* Start THE INPUT *
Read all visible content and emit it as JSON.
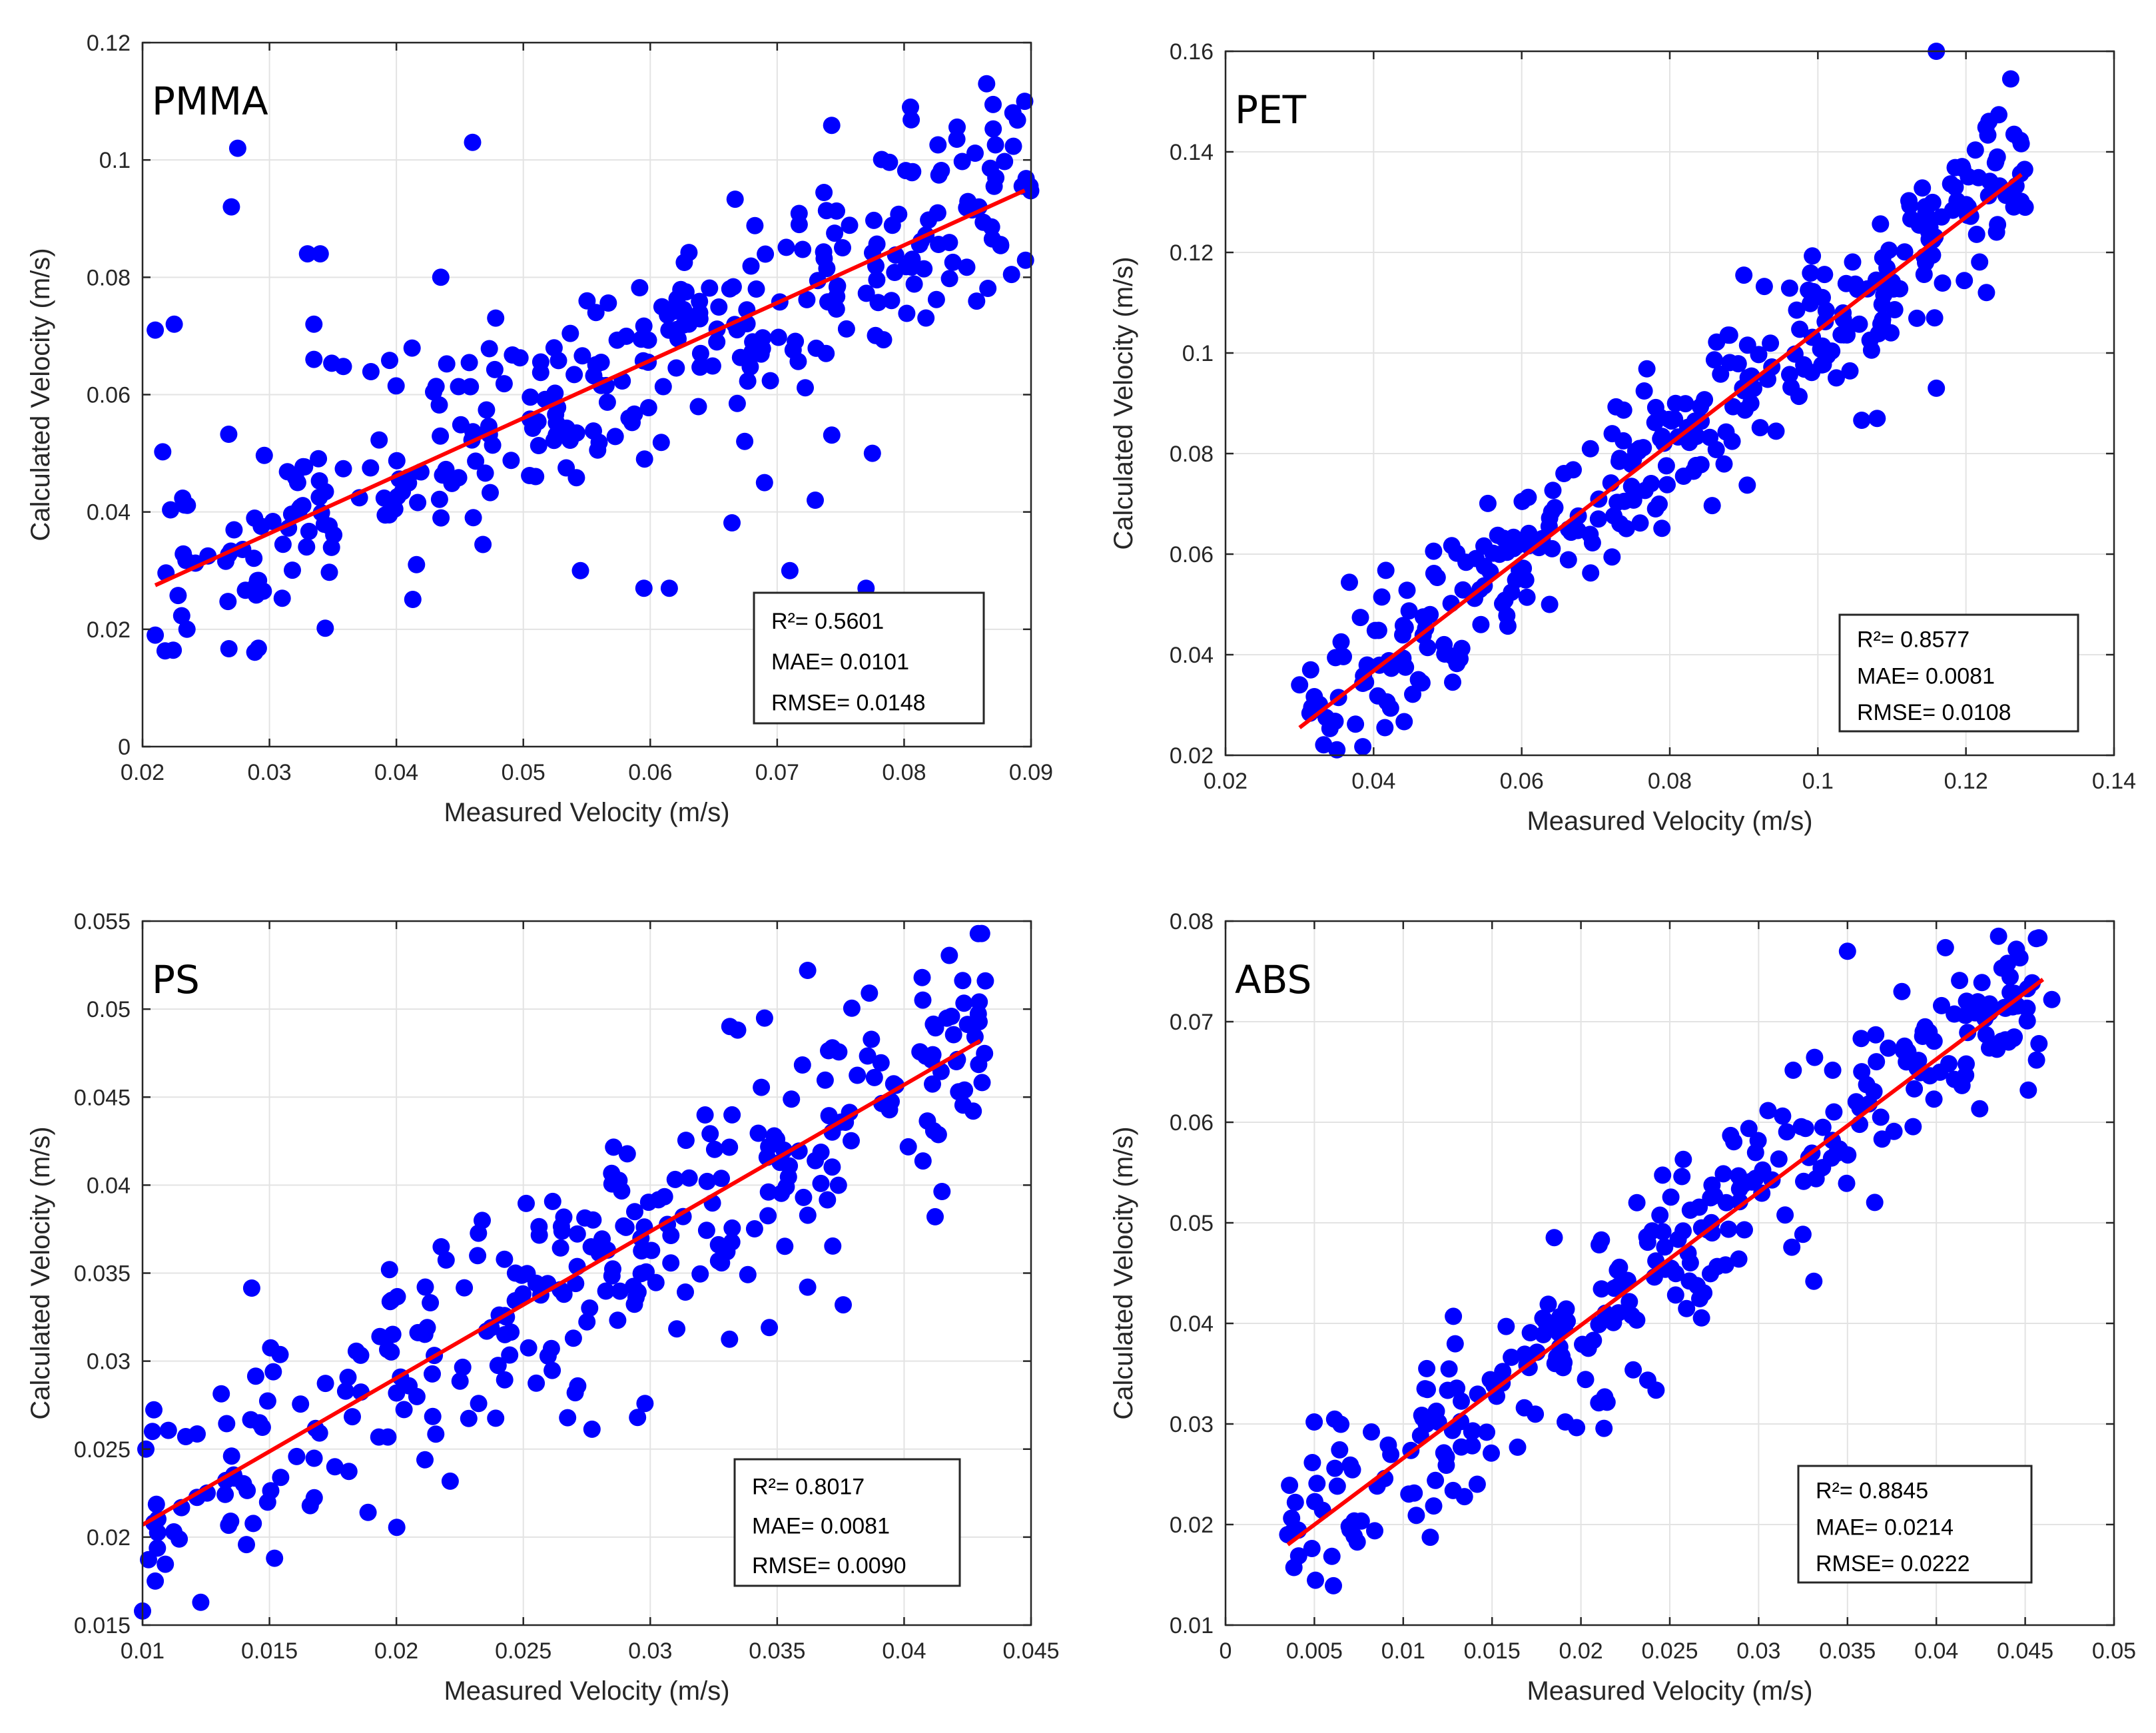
{
  "figure": {
    "colors": {
      "points": "#0000ff",
      "fit": "#ff0000",
      "grid": "#e3e3e3",
      "axis": "#262626"
    }
  },
  "chart_data": [
    {
      "type": "scatter",
      "title": "PMMA",
      "xlabel": "Measured Velocity (m/s)",
      "ylabel": "Calculated Velocity (m/s)",
      "xlim": [
        0.02,
        0.09
      ],
      "ylim": [
        0,
        0.12
      ],
      "xticks": [
        0.02,
        0.03,
        0.04,
        0.05,
        0.06,
        0.07,
        0.08,
        0.09
      ],
      "yticks": [
        0,
        0.02,
        0.04,
        0.06,
        0.08,
        0.1,
        0.12
      ],
      "xtick_labels": [
        "0.02",
        "0.03",
        "0.04",
        "0.05",
        "0.06",
        "0.07",
        "0.08",
        "0.09"
      ],
      "ytick_labels": [
        "0",
        "0.02",
        "0.04",
        "0.06",
        "0.08",
        "0.1",
        "0.12"
      ],
      "grid": true,
      "fit_line": {
        "x": [
          0.021,
          0.0895
        ],
        "y": [
          0.0275,
          0.0948
        ]
      },
      "stats": [
        "R²= 0.5601",
        "MAE= 0.0101",
        "RMSE= 0.0148"
      ],
      "stats_position": "bottom-right",
      "points": {
        "n": 330,
        "seed": 11,
        "x_range": [
          0.021,
          0.09
        ],
        "slope": 0.98,
        "intercept": 0.007,
        "noise": 0.009
      },
      "outliers": [
        [
          0.021,
          0.071
        ],
        [
          0.0225,
          0.072
        ],
        [
          0.0275,
          0.102
        ],
        [
          0.027,
          0.092
        ],
        [
          0.033,
          0.084
        ],
        [
          0.034,
          0.084
        ],
        [
          0.0335,
          0.072
        ],
        [
          0.0335,
          0.066
        ],
        [
          0.046,
          0.103
        ],
        [
          0.0435,
          0.08
        ],
        [
          0.071,
          0.03
        ],
        [
          0.0775,
          0.05
        ],
        [
          0.077,
          0.027
        ],
        [
          0.0595,
          0.027
        ],
        [
          0.0615,
          0.027
        ],
        [
          0.069,
          0.045
        ],
        [
          0.073,
          0.042
        ],
        [
          0.0545,
          0.03
        ],
        [
          0.021,
          0.019
        ],
        [
          0.0235,
          0.02
        ],
        [
          0.0865,
          0.113
        ],
        [
          0.0895,
          0.11
        ],
        [
          0.0805,
          0.109
        ]
      ]
    },
    {
      "type": "scatter",
      "title": "PET",
      "xlabel": "Measured Velocity (m/s)",
      "ylabel": "Calculated Velocity (m/s)",
      "xlim": [
        0.02,
        0.14
      ],
      "ylim": [
        0.02,
        0.16
      ],
      "xticks": [
        0.02,
        0.04,
        0.06,
        0.08,
        0.1,
        0.12,
        0.14
      ],
      "yticks": [
        0.02,
        0.04,
        0.06,
        0.08,
        0.1,
        0.12,
        0.14,
        0.16
      ],
      "xtick_labels": [
        "0.02",
        "0.04",
        "0.06",
        "0.08",
        "0.1",
        "0.12",
        "0.14"
      ],
      "ytick_labels": [
        "0.02",
        "0.04",
        "0.06",
        "0.08",
        "0.1",
        "0.12",
        "0.14",
        "0.16"
      ],
      "grid": true,
      "fit_line": {
        "x": [
          0.03,
          0.1275
        ],
        "y": [
          0.0255,
          0.1355
        ]
      },
      "stats": [
        "R²= 0.8577",
        "MAE= 0.0081",
        "RMSE= 0.0108"
      ],
      "stats_position": "bottom-right",
      "points": {
        "n": 340,
        "seed": 23,
        "x_range": [
          0.03,
          0.128
        ],
        "slope": 1.12,
        "intercept": -0.0085,
        "noise": 0.008
      },
      "outliers": [
        [
          0.116,
          0.16
        ],
        [
          0.116,
          0.093
        ],
        [
          0.108,
          0.087
        ],
        [
          0.03,
          0.034
        ],
        [
          0.0315,
          0.037
        ],
        [
          0.128,
          0.129
        ]
      ]
    },
    {
      "type": "scatter",
      "title": "PS",
      "xlabel": "Measured Velocity (m/s)",
      "ylabel": "Calculated Velocity (m/s)",
      "xlim": [
        0.01,
        0.045
      ],
      "ylim": [
        0.015,
        0.055
      ],
      "xticks": [
        0.01,
        0.015,
        0.02,
        0.025,
        0.03,
        0.035,
        0.04,
        0.045
      ],
      "yticks": [
        0.015,
        0.02,
        0.025,
        0.03,
        0.035,
        0.04,
        0.045,
        0.05,
        0.055
      ],
      "xtick_labels": [
        "0.01",
        "0.015",
        "0.02",
        "0.025",
        "0.03",
        "0.035",
        "0.04",
        "0.045"
      ],
      "ytick_labels": [
        "0.015",
        "0.02",
        "0.025",
        "0.03",
        "0.035",
        "0.04",
        "0.045",
        "0.05",
        "0.055"
      ],
      "grid": true,
      "fit_line": {
        "x": [
          0.01,
          0.043
        ],
        "y": [
          0.0207,
          0.0482
        ]
      },
      "stats": [
        "R²= 0.8017",
        "MAE= 0.0081",
        "RMSE= 0.0090"
      ],
      "stats_position": "bottom-right",
      "points": {
        "n": 300,
        "seed": 37,
        "x_range": [
          0.01,
          0.0432
        ],
        "slope": 0.835,
        "intercept": 0.0124,
        "noise": 0.0035
      },
      "outliers": [
        [
          0.01,
          0.0158
        ],
        [
          0.0105,
          0.0175
        ],
        [
          0.0362,
          0.0522
        ],
        [
          0.0362,
          0.0342
        ],
        [
          0.0376,
          0.0332
        ],
        [
          0.0295,
          0.0268
        ],
        [
          0.0152,
          0.0188
        ],
        [
          0.0432,
          0.0516
        ]
      ]
    },
    {
      "type": "scatter",
      "title": "ABS",
      "xlabel": "Measured Velocity (m/s)",
      "ylabel": "Calculated Velocity (m/s)",
      "xlim": [
        0,
        0.05
      ],
      "ylim": [
        0.01,
        0.08
      ],
      "xticks": [
        0,
        0.005,
        0.01,
        0.015,
        0.02,
        0.025,
        0.03,
        0.035,
        0.04,
        0.045,
        0.05
      ],
      "yticks": [
        0.01,
        0.02,
        0.03,
        0.04,
        0.05,
        0.06,
        0.07,
        0.08
      ],
      "xtick_labels": [
        "0",
        "0.005",
        "0.01",
        "0.015",
        "0.02",
        "0.025",
        "0.03",
        "0.035",
        "0.04",
        "0.045",
        "0.05"
      ],
      "ytick_labels": [
        "0.01",
        "0.02",
        "0.03",
        "0.04",
        "0.05",
        "0.06",
        "0.07",
        "0.08"
      ],
      "grid": true,
      "fit_line": {
        "x": [
          0.0035,
          0.046
        ],
        "y": [
          0.018,
          0.0742
        ]
      },
      "stats": [
        "R²= 0.8845",
        "MAE= 0.0214",
        "RMSE= 0.0222"
      ],
      "stats_position": "bottom-right",
      "points": {
        "n": 300,
        "seed": 53,
        "x_range": [
          0.0035,
          0.0465
        ],
        "slope": 1.32,
        "intercept": 0.0134,
        "noise": 0.0045
      },
      "outliers": [
        [
          0.0035,
          0.019
        ],
        [
          0.007,
          0.0195
        ],
        [
          0.0435,
          0.0785
        ],
        [
          0.035,
          0.077
        ],
        [
          0.0465,
          0.0722
        ],
        [
          0.0445,
          0.0772
        ]
      ]
    }
  ]
}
* End THE INPUT *
TASK PROMPT:
Leave the images out, please, and restate each line word for word.

EXERCISE SOLUTION:
Read all visible content and emit it as JSON.
{
  "figure": {
    "colors": {
      "points": "#0000ff",
      "fit": "#ff0000",
      "grid": "#e3e3e3",
      "axis": "#262626"
    }
  },
  "chart_data": [
    {
      "type": "scatter",
      "title": "PMMA",
      "xlabel": "Measured Velocity (m/s)",
      "ylabel": "Calculated Velocity (m/s)",
      "xlim": [
        0.02,
        0.09
      ],
      "ylim": [
        0,
        0.12
      ],
      "xticks": [
        0.02,
        0.03,
        0.04,
        0.05,
        0.06,
        0.07,
        0.08,
        0.09
      ],
      "yticks": [
        0,
        0.02,
        0.04,
        0.06,
        0.08,
        0.1,
        0.12
      ],
      "xtick_labels": [
        "0.02",
        "0.03",
        "0.04",
        "0.05",
        "0.06",
        "0.07",
        "0.08",
        "0.09"
      ],
      "ytick_labels": [
        "0",
        "0.02",
        "0.04",
        "0.06",
        "0.08",
        "0.1",
        "0.12"
      ],
      "grid": true,
      "fit_line": {
        "x": [
          0.021,
          0.0895
        ],
        "y": [
          0.0275,
          0.0948
        ]
      },
      "stats": [
        "R²= 0.5601",
        "MAE= 0.0101",
        "RMSE= 0.0148"
      ],
      "stats_position": "bottom-right",
      "points": {
        "n": 330,
        "seed": 11,
        "x_range": [
          0.021,
          0.09
        ],
        "slope": 0.98,
        "intercept": 0.007,
        "noise": 0.009
      },
      "outliers": [
        [
          0.021,
          0.071
        ],
        [
          0.0225,
          0.072
        ],
        [
          0.0275,
          0.102
        ],
        [
          0.027,
          0.092
        ],
        [
          0.033,
          0.084
        ],
        [
          0.034,
          0.084
        ],
        [
          0.0335,
          0.072
        ],
        [
          0.0335,
          0.066
        ],
        [
          0.046,
          0.103
        ],
        [
          0.0435,
          0.08
        ],
        [
          0.071,
          0.03
        ],
        [
          0.0775,
          0.05
        ],
        [
          0.077,
          0.027
        ],
        [
          0.0595,
          0.027
        ],
        [
          0.0615,
          0.027
        ],
        [
          0.069,
          0.045
        ],
        [
          0.073,
          0.042
        ],
        [
          0.0545,
          0.03
        ],
        [
          0.021,
          0.019
        ],
        [
          0.0235,
          0.02
        ],
        [
          0.0865,
          0.113
        ],
        [
          0.0895,
          0.11
        ],
        [
          0.0805,
          0.109
        ]
      ]
    },
    {
      "type": "scatter",
      "title": "PET",
      "xlabel": "Measured Velocity (m/s)",
      "ylabel": "Calculated Velocity (m/s)",
      "xlim": [
        0.02,
        0.14
      ],
      "ylim": [
        0.02,
        0.16
      ],
      "xticks": [
        0.02,
        0.04,
        0.06,
        0.08,
        0.1,
        0.12,
        0.14
      ],
      "yticks": [
        0.02,
        0.04,
        0.06,
        0.08,
        0.1,
        0.12,
        0.14,
        0.16
      ],
      "xtick_labels": [
        "0.02",
        "0.04",
        "0.06",
        "0.08",
        "0.1",
        "0.12",
        "0.14"
      ],
      "ytick_labels": [
        "0.02",
        "0.04",
        "0.06",
        "0.08",
        "0.1",
        "0.12",
        "0.14",
        "0.16"
      ],
      "grid": true,
      "fit_line": {
        "x": [
          0.03,
          0.1275
        ],
        "y": [
          0.0255,
          0.1355
        ]
      },
      "stats": [
        "R²= 0.8577",
        "MAE= 0.0081",
        "RMSE= 0.0108"
      ],
      "stats_position": "bottom-right",
      "points": {
        "n": 340,
        "seed": 23,
        "x_range": [
          0.03,
          0.128
        ],
        "slope": 1.12,
        "intercept": -0.0085,
        "noise": 0.008
      },
      "outliers": [
        [
          0.116,
          0.16
        ],
        [
          0.116,
          0.093
        ],
        [
          0.108,
          0.087
        ],
        [
          0.03,
          0.034
        ],
        [
          0.0315,
          0.037
        ],
        [
          0.128,
          0.129
        ]
      ]
    },
    {
      "type": "scatter",
      "title": "PS",
      "xlabel": "Measured Velocity (m/s)",
      "ylabel": "Calculated Velocity (m/s)",
      "xlim": [
        0.01,
        0.045
      ],
      "ylim": [
        0.015,
        0.055
      ],
      "xticks": [
        0.01,
        0.015,
        0.02,
        0.025,
        0.03,
        0.035,
        0.04,
        0.045
      ],
      "yticks": [
        0.015,
        0.02,
        0.025,
        0.03,
        0.035,
        0.04,
        0.045,
        0.05,
        0.055
      ],
      "xtick_labels": [
        "0.01",
        "0.015",
        "0.02",
        "0.025",
        "0.03",
        "0.035",
        "0.04",
        "0.045"
      ],
      "ytick_labels": [
        "0.015",
        "0.02",
        "0.025",
        "0.03",
        "0.035",
        "0.04",
        "0.045",
        "0.05",
        "0.055"
      ],
      "grid": true,
      "fit_line": {
        "x": [
          0.01,
          0.043
        ],
        "y": [
          0.0207,
          0.0482
        ]
      },
      "stats": [
        "R²= 0.8017",
        "MAE= 0.0081",
        "RMSE= 0.0090"
      ],
      "stats_position": "bottom-right",
      "points": {
        "n": 300,
        "seed": 37,
        "x_range": [
          0.01,
          0.0432
        ],
        "slope": 0.835,
        "intercept": 0.0124,
        "noise": 0.0035
      },
      "outliers": [
        [
          0.01,
          0.0158
        ],
        [
          0.0105,
          0.0175
        ],
        [
          0.0362,
          0.0522
        ],
        [
          0.0362,
          0.0342
        ],
        [
          0.0376,
          0.0332
        ],
        [
          0.0295,
          0.0268
        ],
        [
          0.0152,
          0.0188
        ],
        [
          0.0432,
          0.0516
        ]
      ]
    },
    {
      "type": "scatter",
      "title": "ABS",
      "xlabel": "Measured Velocity (m/s)",
      "ylabel": "Calculated Velocity (m/s)",
      "xlim": [
        0,
        0.05
      ],
      "ylim": [
        0.01,
        0.08
      ],
      "xticks": [
        0,
        0.005,
        0.01,
        0.015,
        0.02,
        0.025,
        0.03,
        0.035,
        0.04,
        0.045,
        0.05
      ],
      "yticks": [
        0.01,
        0.02,
        0.03,
        0.04,
        0.05,
        0.06,
        0.07,
        0.08
      ],
      "xtick_labels": [
        "0",
        "0.005",
        "0.01",
        "0.015",
        "0.02",
        "0.025",
        "0.03",
        "0.035",
        "0.04",
        "0.045",
        "0.05"
      ],
      "ytick_labels": [
        "0.01",
        "0.02",
        "0.03",
        "0.04",
        "0.05",
        "0.06",
        "0.07",
        "0.08"
      ],
      "grid": true,
      "fit_line": {
        "x": [
          0.0035,
          0.046
        ],
        "y": [
          0.018,
          0.0742
        ]
      },
      "stats": [
        "R²= 0.8845",
        "MAE= 0.0214",
        "RMSE= 0.0222"
      ],
      "stats_position": "bottom-right",
      "points": {
        "n": 300,
        "seed": 53,
        "x_range": [
          0.0035,
          0.0465
        ],
        "slope": 1.32,
        "intercept": 0.0134,
        "noise": 0.0045
      },
      "outliers": [
        [
          0.0035,
          0.019
        ],
        [
          0.007,
          0.0195
        ],
        [
          0.0435,
          0.0785
        ],
        [
          0.035,
          0.077
        ],
        [
          0.0465,
          0.0722
        ],
        [
          0.0445,
          0.0772
        ]
      ]
    }
  ]
}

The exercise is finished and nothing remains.